Prompt:
Check each line below for the word "내용대로", and copy those that have it.

[Source records]

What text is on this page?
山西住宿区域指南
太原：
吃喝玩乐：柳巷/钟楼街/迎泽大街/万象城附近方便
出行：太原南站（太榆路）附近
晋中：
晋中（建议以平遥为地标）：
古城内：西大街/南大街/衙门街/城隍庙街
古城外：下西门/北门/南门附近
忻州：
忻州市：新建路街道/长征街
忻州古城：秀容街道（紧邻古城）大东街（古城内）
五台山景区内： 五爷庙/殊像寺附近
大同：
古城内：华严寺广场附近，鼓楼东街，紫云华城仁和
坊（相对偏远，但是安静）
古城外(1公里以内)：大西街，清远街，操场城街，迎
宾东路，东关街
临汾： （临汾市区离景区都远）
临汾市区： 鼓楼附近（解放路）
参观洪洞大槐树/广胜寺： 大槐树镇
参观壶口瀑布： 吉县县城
---
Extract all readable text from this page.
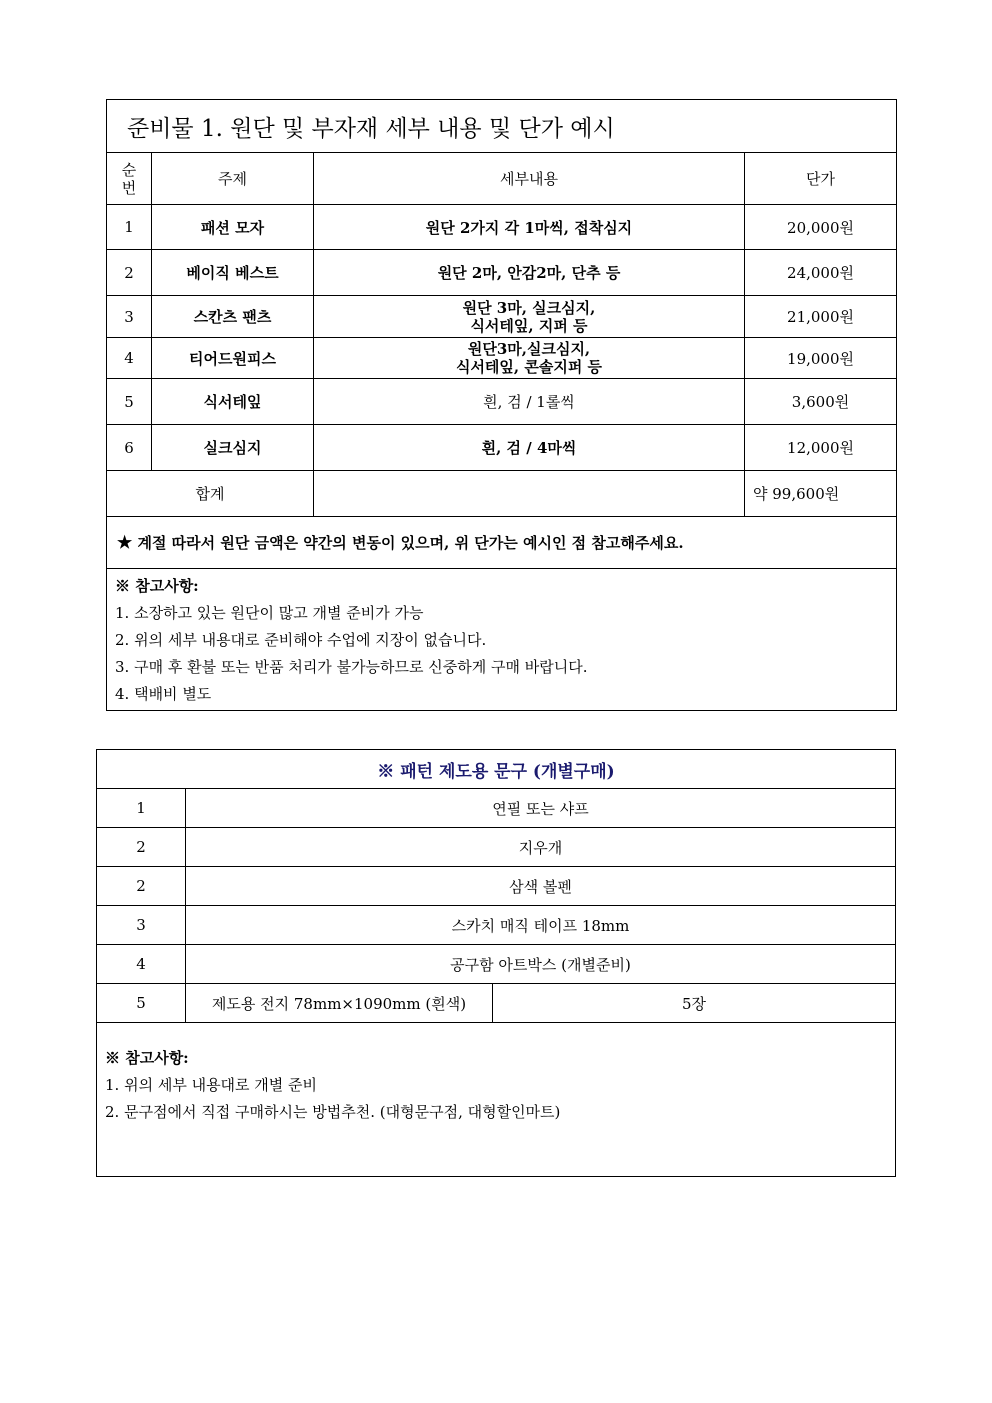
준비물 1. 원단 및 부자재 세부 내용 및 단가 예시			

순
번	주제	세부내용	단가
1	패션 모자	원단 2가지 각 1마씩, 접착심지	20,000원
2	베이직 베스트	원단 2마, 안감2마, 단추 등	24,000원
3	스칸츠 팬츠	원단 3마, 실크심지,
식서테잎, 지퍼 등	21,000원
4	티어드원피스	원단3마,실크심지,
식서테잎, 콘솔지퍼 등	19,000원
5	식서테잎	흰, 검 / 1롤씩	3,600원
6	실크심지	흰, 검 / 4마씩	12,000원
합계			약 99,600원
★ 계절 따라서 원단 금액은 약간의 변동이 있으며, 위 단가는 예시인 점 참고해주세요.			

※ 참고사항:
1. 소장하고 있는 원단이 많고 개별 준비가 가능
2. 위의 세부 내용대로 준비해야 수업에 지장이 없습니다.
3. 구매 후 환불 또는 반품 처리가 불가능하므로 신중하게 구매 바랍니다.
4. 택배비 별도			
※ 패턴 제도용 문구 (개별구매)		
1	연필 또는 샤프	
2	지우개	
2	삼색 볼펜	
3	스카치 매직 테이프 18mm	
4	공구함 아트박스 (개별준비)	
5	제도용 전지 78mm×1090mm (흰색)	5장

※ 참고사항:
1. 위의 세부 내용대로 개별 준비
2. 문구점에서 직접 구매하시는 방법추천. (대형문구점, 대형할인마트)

Completed exercise:
2. 위의 세부 내용대로 준비해야 수업에 지장이 없습니다.
1. 위의 세부 내용대로 개별 준비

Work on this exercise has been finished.